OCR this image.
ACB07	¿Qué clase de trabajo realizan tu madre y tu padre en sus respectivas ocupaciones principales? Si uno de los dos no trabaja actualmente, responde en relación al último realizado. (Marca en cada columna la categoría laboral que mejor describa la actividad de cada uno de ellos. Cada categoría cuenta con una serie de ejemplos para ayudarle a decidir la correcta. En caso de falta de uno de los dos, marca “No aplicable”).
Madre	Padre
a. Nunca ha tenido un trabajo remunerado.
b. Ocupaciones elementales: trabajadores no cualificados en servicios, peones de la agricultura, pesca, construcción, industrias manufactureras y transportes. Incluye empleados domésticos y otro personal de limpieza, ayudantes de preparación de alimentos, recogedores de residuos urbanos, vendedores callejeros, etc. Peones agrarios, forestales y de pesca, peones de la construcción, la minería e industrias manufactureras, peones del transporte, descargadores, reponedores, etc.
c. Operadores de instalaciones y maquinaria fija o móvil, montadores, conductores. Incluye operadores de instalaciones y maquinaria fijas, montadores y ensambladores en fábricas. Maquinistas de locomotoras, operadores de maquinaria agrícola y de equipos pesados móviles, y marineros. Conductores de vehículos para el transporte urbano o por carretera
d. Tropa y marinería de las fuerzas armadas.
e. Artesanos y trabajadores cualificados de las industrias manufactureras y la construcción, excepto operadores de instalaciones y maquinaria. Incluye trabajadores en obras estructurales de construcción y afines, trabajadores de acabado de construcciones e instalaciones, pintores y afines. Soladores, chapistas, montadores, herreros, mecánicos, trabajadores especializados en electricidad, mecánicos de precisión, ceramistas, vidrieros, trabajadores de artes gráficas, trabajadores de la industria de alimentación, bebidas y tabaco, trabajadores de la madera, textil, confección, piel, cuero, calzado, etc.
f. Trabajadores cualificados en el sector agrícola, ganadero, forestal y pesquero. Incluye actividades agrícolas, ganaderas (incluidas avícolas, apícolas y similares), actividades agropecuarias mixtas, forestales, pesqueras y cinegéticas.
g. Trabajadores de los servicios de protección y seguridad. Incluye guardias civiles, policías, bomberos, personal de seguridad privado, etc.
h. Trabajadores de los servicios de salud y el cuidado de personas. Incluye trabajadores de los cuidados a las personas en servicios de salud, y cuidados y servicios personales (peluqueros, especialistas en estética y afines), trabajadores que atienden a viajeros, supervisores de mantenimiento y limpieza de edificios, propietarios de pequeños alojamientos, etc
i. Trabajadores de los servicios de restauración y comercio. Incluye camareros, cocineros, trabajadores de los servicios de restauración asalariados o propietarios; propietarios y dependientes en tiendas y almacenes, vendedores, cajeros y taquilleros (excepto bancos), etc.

====

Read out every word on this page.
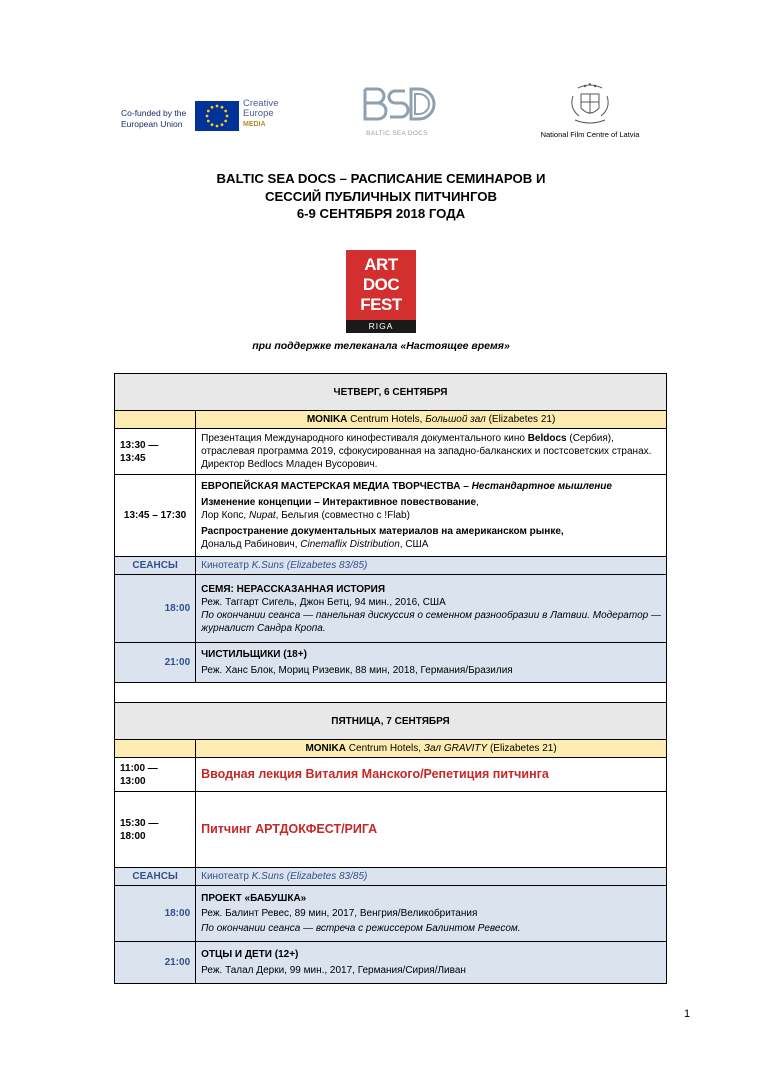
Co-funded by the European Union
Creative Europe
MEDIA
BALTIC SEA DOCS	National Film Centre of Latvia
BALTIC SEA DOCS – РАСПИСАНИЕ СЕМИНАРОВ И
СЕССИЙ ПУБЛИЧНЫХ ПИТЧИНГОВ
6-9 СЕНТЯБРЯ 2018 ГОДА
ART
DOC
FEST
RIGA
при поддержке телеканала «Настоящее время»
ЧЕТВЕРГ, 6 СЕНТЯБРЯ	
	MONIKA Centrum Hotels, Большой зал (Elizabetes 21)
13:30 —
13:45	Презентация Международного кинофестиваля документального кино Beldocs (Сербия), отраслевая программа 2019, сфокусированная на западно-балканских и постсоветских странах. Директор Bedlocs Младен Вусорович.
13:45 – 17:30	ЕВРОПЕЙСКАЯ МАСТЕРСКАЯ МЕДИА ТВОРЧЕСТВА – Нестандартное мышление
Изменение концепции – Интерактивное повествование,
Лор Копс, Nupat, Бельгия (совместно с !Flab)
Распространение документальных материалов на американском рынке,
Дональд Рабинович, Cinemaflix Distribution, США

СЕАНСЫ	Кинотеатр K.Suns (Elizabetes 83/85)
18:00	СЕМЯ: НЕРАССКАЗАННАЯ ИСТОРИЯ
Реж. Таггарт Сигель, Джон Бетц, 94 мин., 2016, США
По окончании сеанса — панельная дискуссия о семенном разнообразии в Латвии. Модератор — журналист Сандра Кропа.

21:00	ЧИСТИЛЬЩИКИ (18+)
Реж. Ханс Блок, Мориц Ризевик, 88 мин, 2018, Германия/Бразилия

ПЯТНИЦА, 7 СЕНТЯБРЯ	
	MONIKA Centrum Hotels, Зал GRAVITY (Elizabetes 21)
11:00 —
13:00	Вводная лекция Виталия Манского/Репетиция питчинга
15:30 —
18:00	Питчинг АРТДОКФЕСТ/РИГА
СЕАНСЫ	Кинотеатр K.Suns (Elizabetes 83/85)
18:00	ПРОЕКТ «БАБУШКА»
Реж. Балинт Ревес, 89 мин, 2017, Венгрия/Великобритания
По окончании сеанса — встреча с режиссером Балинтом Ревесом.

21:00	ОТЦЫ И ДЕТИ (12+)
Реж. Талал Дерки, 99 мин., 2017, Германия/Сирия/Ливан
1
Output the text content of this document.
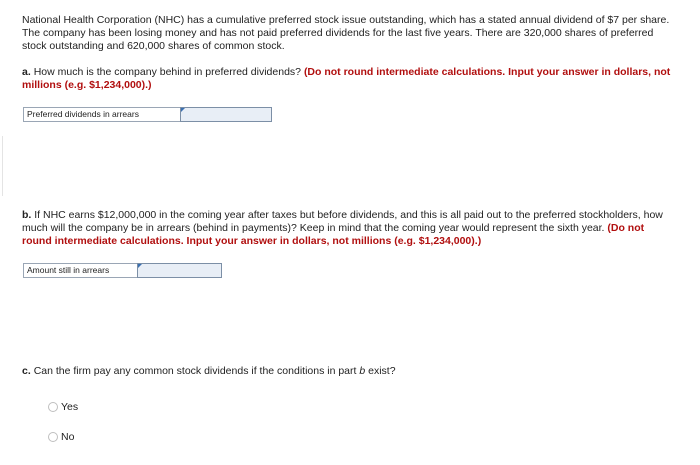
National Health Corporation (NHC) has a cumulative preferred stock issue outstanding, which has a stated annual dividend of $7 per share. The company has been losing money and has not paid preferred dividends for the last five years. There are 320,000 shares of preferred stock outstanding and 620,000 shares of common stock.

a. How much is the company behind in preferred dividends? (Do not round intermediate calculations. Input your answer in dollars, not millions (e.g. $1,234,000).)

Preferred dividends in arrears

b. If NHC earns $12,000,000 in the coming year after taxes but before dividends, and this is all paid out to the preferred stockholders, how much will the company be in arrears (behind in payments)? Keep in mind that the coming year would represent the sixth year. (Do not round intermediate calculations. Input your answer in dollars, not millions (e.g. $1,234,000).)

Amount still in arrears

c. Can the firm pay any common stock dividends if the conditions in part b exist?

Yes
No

====

Select all lines in the listing above where the word "agrícola" appears, and show them.

**Exercise solution**
c. Operadores de instalaciones y maquinaria fija o móvil, montadores, conductores. Incluye operadores de instalaciones y maquinaria fijas, montadores y ensambladores en fábricas. Maquinistas de locomotoras, operadores de maquinaria agrícola y de equipos pesados móviles, y marineros. Conductores de vehículos para el transporte urbano o por carretera
f. Trabajadores cualificados en el sector agrícola, ganadero, forestal y pesquero. Incluye actividades agrícolas, ganaderas (incluidas avícolas, apícolas y similares), actividades agropecuarias mixtas, forestales, pesqueras y cinegéticas.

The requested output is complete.